▶ _Set exercise_: Copy the data precisely, character for character, and leave out every picture.

----------------

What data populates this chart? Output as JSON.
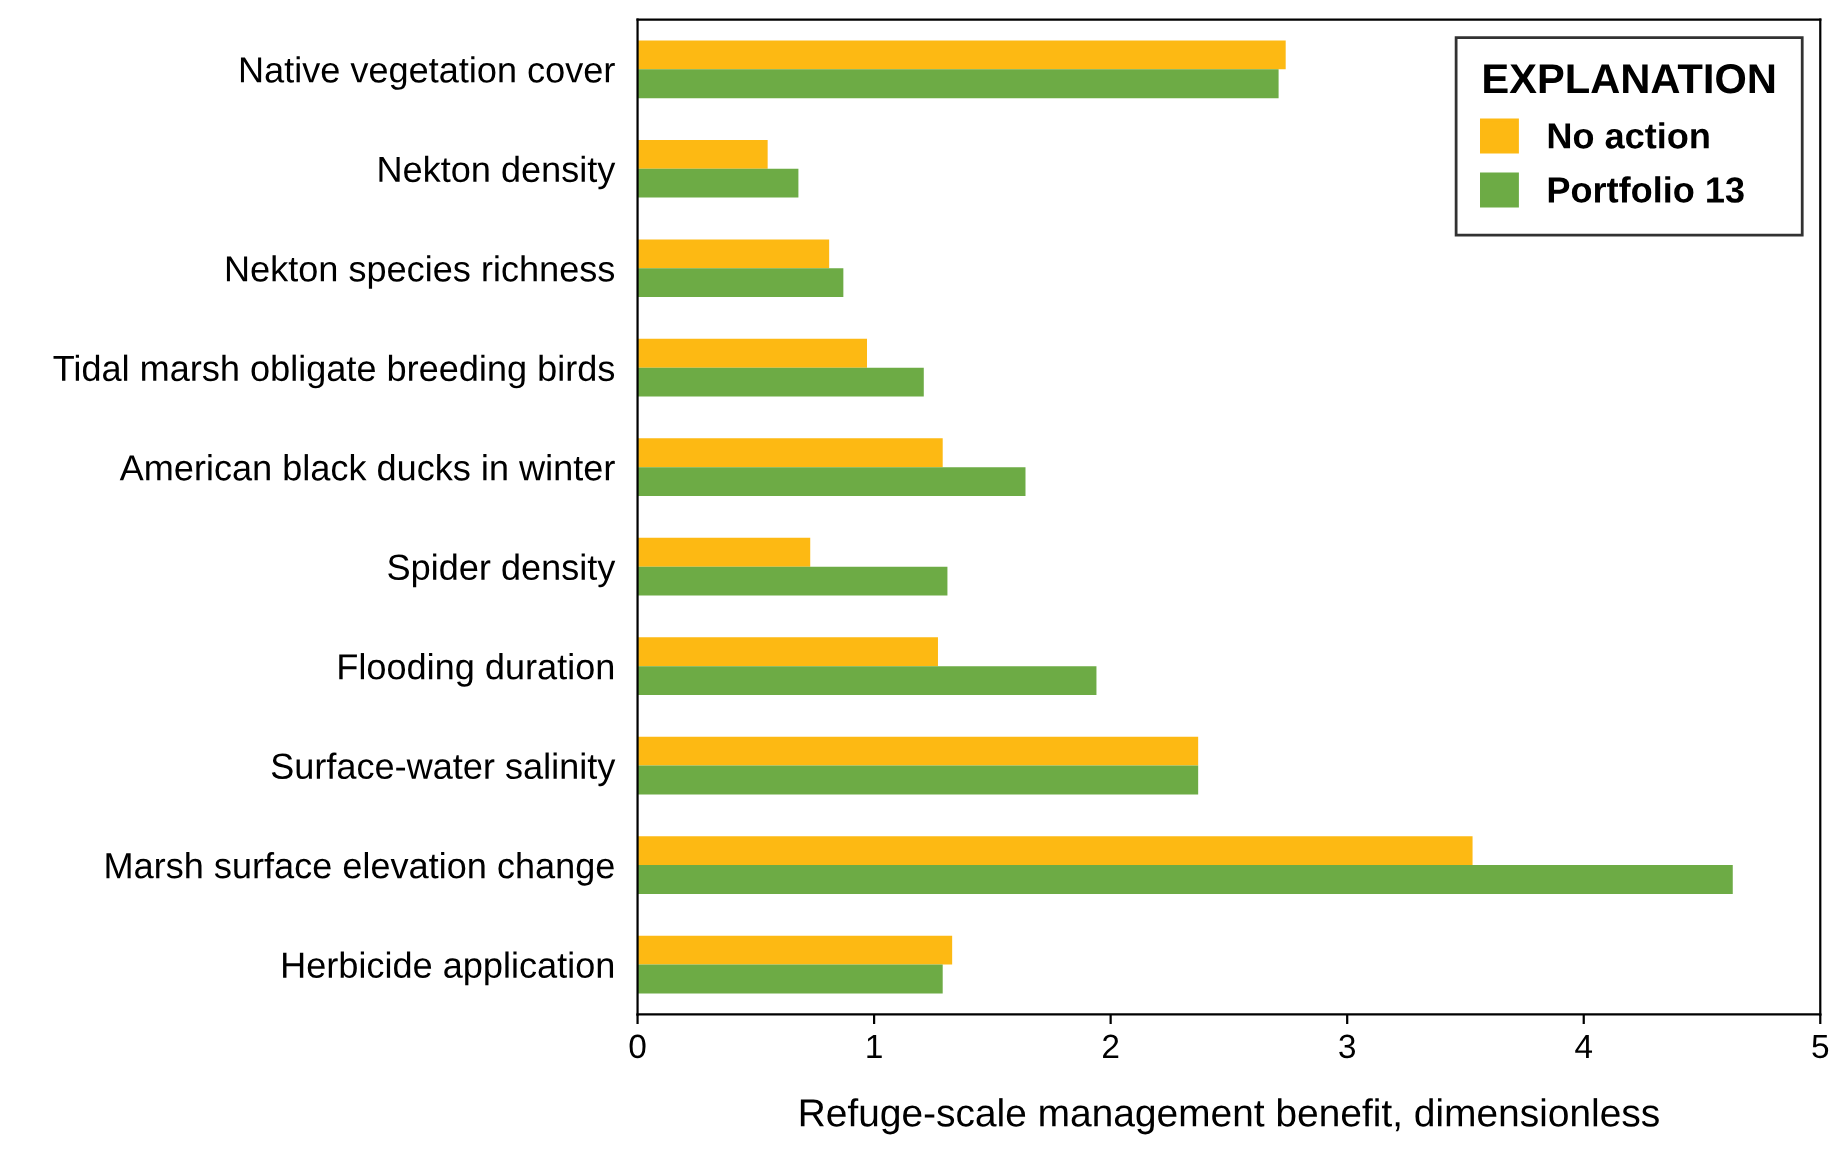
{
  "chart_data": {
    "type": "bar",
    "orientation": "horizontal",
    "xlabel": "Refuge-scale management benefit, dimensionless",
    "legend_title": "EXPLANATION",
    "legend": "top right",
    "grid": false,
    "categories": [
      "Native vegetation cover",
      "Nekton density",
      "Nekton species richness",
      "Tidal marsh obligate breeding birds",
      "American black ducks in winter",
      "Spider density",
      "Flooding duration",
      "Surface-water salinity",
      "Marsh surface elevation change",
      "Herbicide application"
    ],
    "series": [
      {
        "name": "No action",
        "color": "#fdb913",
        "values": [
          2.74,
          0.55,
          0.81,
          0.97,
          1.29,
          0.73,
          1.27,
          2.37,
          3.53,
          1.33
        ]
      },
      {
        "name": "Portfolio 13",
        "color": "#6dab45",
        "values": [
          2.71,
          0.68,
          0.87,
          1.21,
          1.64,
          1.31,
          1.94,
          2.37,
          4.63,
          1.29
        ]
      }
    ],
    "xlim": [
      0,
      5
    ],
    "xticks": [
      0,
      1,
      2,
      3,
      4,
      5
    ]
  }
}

----------------

▶ _Solution to the problem_:
What data populates this chart? Output as JSON.
{
  "chart_data": {
    "type": "bar",
    "orientation": "horizontal",
    "xlabel": "Refuge-scale management benefit, dimensionless",
    "legend_title": "EXPLANATION",
    "legend": "top right",
    "grid": false,
    "categories": [
      "Native vegetation cover",
      "Nekton density",
      "Nekton species richness",
      "Tidal marsh obligate breeding birds",
      "American black ducks in winter",
      "Spider density",
      "Flooding duration",
      "Surface-water salinity",
      "Marsh surface elevation change",
      "Herbicide application"
    ],
    "series": [
      {
        "name": "No action",
        "color": "#fdb913",
        "values": [
          2.74,
          0.55,
          0.81,
          0.97,
          1.29,
          0.73,
          1.27,
          2.37,
          3.53,
          1.33
        ]
      },
      {
        "name": "Portfolio 13",
        "color": "#6dab45",
        "values": [
          2.71,
          0.68,
          0.87,
          1.21,
          1.64,
          1.31,
          1.94,
          2.37,
          4.63,
          1.29
        ]
      }
    ],
    "xlim": [
      0,
      5
    ],
    "xticks": [
      0,
      1,
      2,
      3,
      4,
      5
    ]
  }
}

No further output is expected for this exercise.